The delay has to do with plans to remove from the combat zone more than a million non-Hamas Gazans who are sheltering in the Rafah area. The Biden administration seems less interested in victory over Hamas than in preventing what it fears would lead to a humanitarian catastrophe. Mr. Biden reportedly said that a large IDF operation at Rafah would be a “red line” for him.   

Following widely publicized clashes over Rafah between Washington and Jerusalem, “the White House realized it is not enough to tell the Israelis what not to do but there is also a need to present a U.S. alternative,” Axios reports. “In recent days several alternatives to an immediate Israeli ground invasion of Rafah have been discussed inside the administration.”

Such ideas are cooked up by officials who are as concerned about domestic politics as about geostrategy. Rushing the Kabul evacuation was dictated by Mr. Biden’s campaign vow to end the war on its 20th anniversary. America’s retreat from fully supporting the war against Hamas is at least partially influenced by anti-Israel constituents in states that could determine Mr. Biden’s re-election prospects.

The Afghanistan debacle severely dimmed America’s can-do image and damaged its status as top world power. Adversaries were emboldened and global wars proliferated. A beleaguered ally’s victory in Gaza could begin to repair the damage.

DATA
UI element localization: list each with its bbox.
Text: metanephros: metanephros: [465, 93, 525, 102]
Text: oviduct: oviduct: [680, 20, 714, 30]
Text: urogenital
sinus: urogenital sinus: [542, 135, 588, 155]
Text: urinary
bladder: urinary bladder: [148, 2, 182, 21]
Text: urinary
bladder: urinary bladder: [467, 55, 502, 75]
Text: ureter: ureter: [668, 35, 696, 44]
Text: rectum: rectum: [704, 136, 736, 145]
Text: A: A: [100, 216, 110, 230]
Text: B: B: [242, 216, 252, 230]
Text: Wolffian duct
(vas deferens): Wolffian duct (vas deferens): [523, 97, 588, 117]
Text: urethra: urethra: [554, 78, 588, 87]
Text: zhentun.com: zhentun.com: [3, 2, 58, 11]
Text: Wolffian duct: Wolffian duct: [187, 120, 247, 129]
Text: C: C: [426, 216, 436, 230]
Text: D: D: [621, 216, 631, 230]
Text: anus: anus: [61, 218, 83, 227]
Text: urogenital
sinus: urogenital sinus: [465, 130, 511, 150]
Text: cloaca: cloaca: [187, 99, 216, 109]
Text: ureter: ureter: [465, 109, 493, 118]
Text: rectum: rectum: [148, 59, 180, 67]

WRITTEN REQUEST A
List, in order of first appearance, each distinct geographic place name (city, region, or country) in the Rafah passage.
WRITTEN REQUEST B
In the Rafah passage, restate the part that opens with "Following widely publicized" and ends after "Biden’s re-election prospects.", using "internal politics" in place of "domestic politics".

EXERCISE SOLUTION A
Rafah, Washington, Jerusalem, U.S., Kabul, America, Afghanistan, Gaza

EXERCISE SOLUTION B
Following widely publicized clashes over Rafah between Washington and Jerusalem, “the White House realized it is not enough to tell the Israelis what not to do but there is also a need to present a U.S. alternative,” Axios reports. “In recent days several alternatives to an immediate Israeli ground invasion of Rafah have been discussed inside the administration.”

Such ideas are cooked up by officials who are as concerned about internal politics as about geostrategy. Rushing the Kabul evacuation was dictated by Mr. Biden’s campaign vow to end the war on its 20th anniversary. America’s retreat from fully supporting the war against Hamas is at least partially influenced by anti-Israel constituents in states that could determine Mr. Biden’s re-election prospects.